* **EXERCISE INSTRUCTIONS**
Reproduce the records below in full and word for word, excluding pictures.

— Begin DATA IN THIS EXERCISE —

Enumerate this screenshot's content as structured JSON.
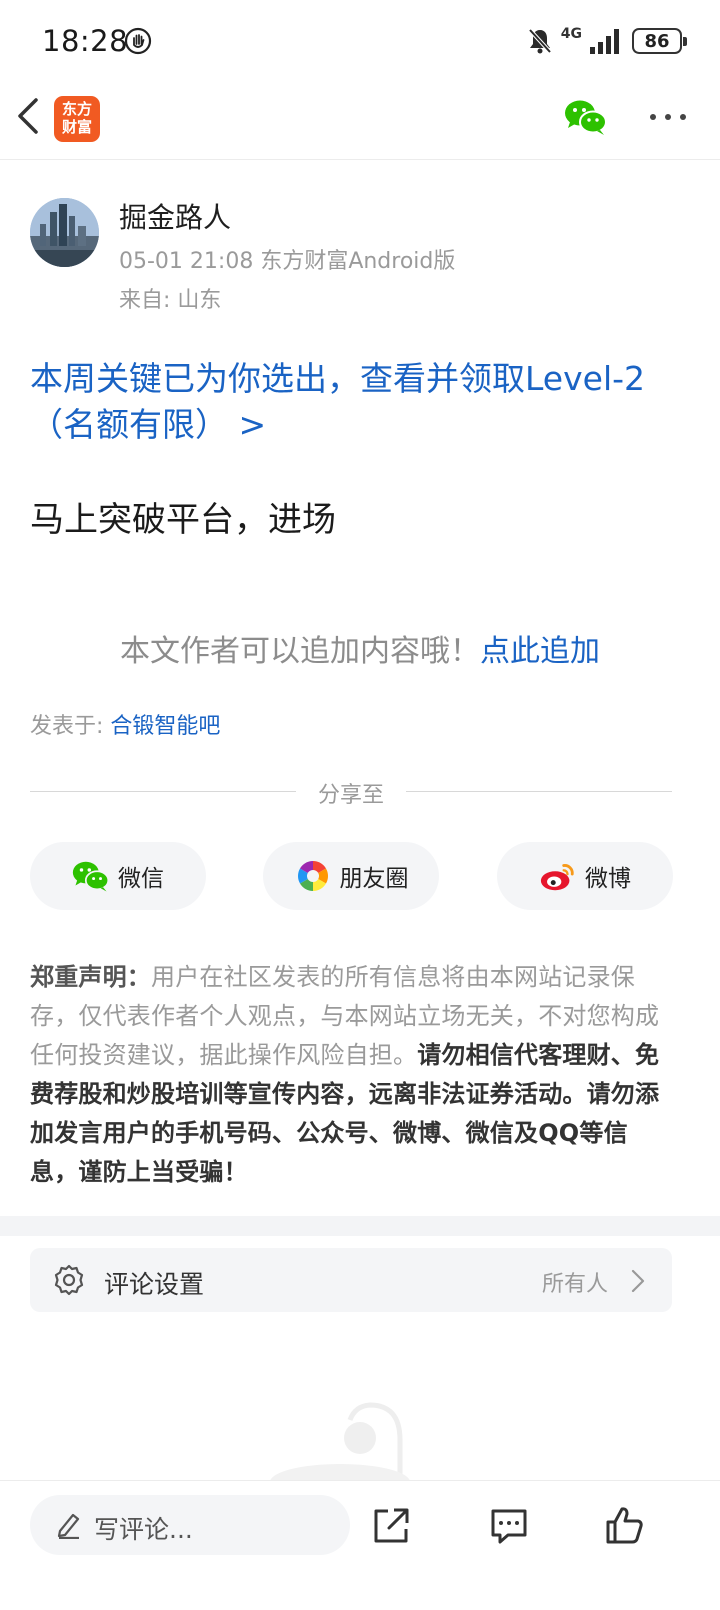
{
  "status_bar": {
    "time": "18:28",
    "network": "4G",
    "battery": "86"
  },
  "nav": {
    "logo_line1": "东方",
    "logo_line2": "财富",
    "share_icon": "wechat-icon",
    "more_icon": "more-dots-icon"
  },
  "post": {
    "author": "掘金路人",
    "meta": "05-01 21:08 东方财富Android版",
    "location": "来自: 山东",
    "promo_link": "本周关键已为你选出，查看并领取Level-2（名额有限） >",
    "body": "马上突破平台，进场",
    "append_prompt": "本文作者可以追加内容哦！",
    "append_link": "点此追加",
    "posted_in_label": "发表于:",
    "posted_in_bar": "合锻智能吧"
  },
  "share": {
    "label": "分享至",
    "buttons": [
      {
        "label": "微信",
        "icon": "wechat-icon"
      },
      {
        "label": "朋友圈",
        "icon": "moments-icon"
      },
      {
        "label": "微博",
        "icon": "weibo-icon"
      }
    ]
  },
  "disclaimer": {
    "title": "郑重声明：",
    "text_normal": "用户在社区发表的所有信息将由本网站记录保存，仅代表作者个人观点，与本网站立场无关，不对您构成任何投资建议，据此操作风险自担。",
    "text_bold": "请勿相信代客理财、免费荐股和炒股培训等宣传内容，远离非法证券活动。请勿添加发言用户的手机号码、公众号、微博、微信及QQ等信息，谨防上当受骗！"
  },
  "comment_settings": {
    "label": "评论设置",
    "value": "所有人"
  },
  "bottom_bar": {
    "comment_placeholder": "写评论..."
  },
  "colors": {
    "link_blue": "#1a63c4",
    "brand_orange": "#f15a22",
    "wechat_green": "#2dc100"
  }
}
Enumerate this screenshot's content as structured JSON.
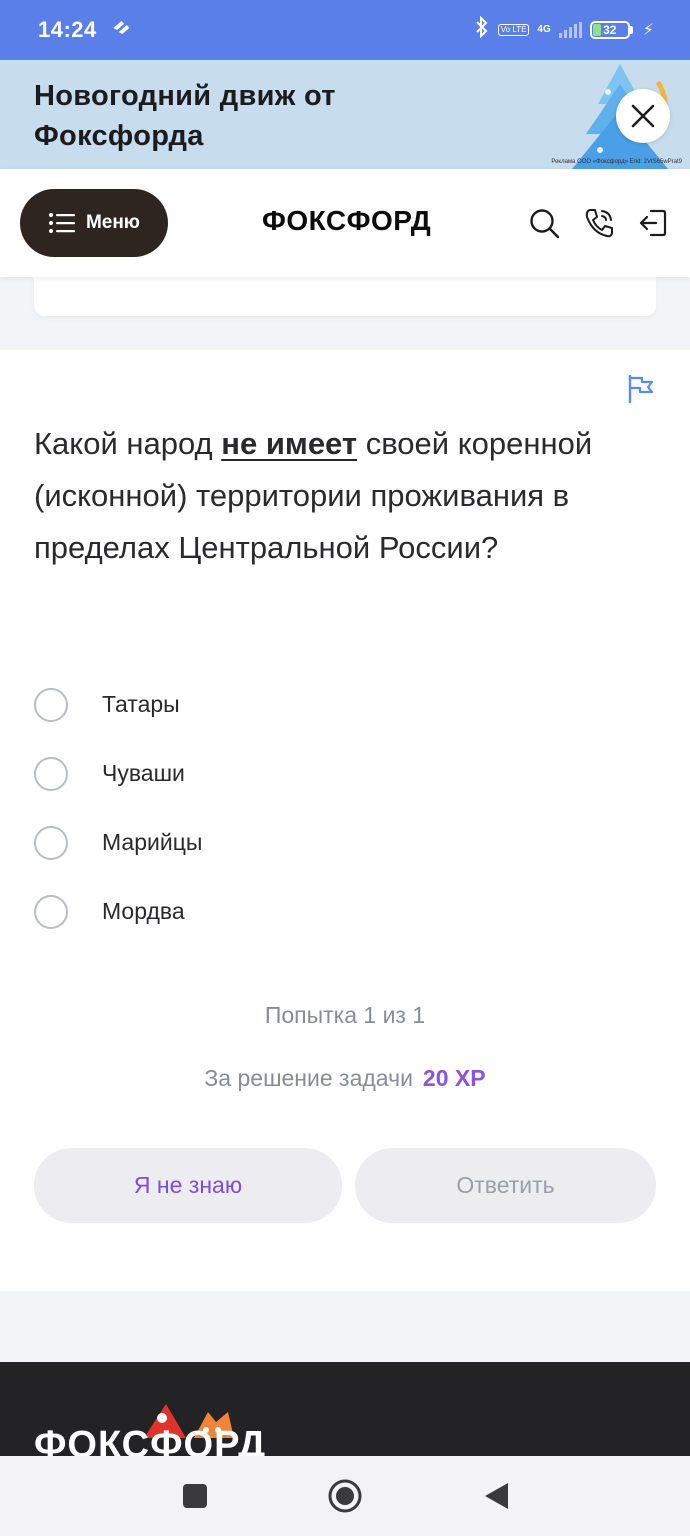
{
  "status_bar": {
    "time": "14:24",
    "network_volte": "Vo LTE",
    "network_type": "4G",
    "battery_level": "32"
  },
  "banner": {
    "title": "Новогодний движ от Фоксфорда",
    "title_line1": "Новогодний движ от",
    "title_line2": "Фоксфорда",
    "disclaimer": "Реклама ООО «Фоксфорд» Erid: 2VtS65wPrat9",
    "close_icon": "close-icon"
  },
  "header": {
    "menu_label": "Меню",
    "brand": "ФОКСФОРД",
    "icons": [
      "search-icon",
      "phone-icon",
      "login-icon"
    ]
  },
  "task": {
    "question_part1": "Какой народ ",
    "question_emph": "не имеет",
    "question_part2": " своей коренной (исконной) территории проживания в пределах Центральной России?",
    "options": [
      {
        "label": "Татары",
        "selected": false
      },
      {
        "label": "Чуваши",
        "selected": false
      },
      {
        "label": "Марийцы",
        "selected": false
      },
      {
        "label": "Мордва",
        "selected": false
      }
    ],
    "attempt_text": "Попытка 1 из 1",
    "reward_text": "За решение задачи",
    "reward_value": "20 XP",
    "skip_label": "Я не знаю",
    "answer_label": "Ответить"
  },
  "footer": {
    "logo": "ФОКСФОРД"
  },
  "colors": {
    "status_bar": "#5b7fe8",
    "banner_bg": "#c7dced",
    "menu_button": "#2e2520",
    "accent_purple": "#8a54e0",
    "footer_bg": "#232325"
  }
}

— End DATA IN THIS EXERCISE —

* **EXERCISE OUTPUT**
Enumerate this screenshot's content as structured JSON.
{
  "status_bar": {
    "time": "18:28",
    "network": "4G",
    "battery": "86"
  },
  "nav": {
    "logo_line1": "东方",
    "logo_line2": "财富",
    "share_icon": "wechat-icon",
    "more_icon": "more-dots-icon"
  },
  "post": {
    "author": "掘金路人",
    "meta": "05-01 21:08 东方财富Android版",
    "location": "来自: 山东",
    "promo_link": "本周关键已为你选出，查看并领取Level-2（名额有限） >",
    "body": "马上突破平台，进场",
    "append_prompt": "本文作者可以追加内容哦！",
    "append_link": "点此追加",
    "posted_in_label": "发表于:",
    "posted_in_bar": "合锻智能吧"
  },
  "share": {
    "label": "分享至",
    "buttons": [
      {
        "label": "微信",
        "icon": "wechat-icon"
      },
      {
        "label": "朋友圈",
        "icon": "moments-icon"
      },
      {
        "label": "微博",
        "icon": "weibo-icon"
      }
    ]
  },
  "disclaimer": {
    "title": "郑重声明：",
    "text_normal": "用户在社区发表的所有信息将由本网站记录保存，仅代表作者个人观点，与本网站立场无关，不对您构成任何投资建议，据此操作风险自担。",
    "text_bold": "请勿相信代客理财、免费荐股和炒股培训等宣传内容，远离非法证券活动。请勿添加发言用户的手机号码、公众号、微博、微信及QQ等信息，谨防上当受骗！"
  },
  "comment_settings": {
    "label": "评论设置",
    "value": "所有人"
  },
  "bottom_bar": {
    "comment_placeholder": "写评论..."
  },
  "colors": {
    "link_blue": "#1a63c4",
    "brand_orange": "#f15a22",
    "wechat_green": "#2dc100"
  }
}
Enumerate this screenshot's content as structured JSON.
{
  "status_bar": {
    "time": "14:24",
    "network_volte": "Vo LTE",
    "network_type": "4G",
    "battery_level": "32"
  },
  "banner": {
    "title": "Новогодний движ от Фоксфорда",
    "title_line1": "Новогодний движ от",
    "title_line2": "Фоксфорда",
    "disclaimer": "Реклама ООО «Фоксфорд» Erid: 2VtS65wPrat9",
    "close_icon": "close-icon"
  },
  "header": {
    "menu_label": "Меню",
    "brand": "ФОКСФОРД",
    "icons": [
      "search-icon",
      "phone-icon",
      "login-icon"
    ]
  },
  "task": {
    "question_part1": "Какой народ ",
    "question_emph": "не имеет",
    "question_part2": " своей коренной (исконной) территории проживания в пределах Центральной России?",
    "options": [
      {
        "label": "Татары",
        "selected": false
      },
      {
        "label": "Чуваши",
        "selected": false
      },
      {
        "label": "Марийцы",
        "selected": false
      },
      {
        "label": "Мордва",
        "selected": false
      }
    ],
    "attempt_text": "Попытка 1 из 1",
    "reward_text": "За решение задачи",
    "reward_value": "20 XP",
    "skip_label": "Я не знаю",
    "answer_label": "Ответить"
  },
  "footer": {
    "logo": "ФОКСФОРД"
  },
  "colors": {
    "status_bar": "#5b7fe8",
    "banner_bg": "#c7dced",
    "menu_button": "#2e2520",
    "accent_purple": "#8a54e0",
    "footer_bg": "#232325"
  }
}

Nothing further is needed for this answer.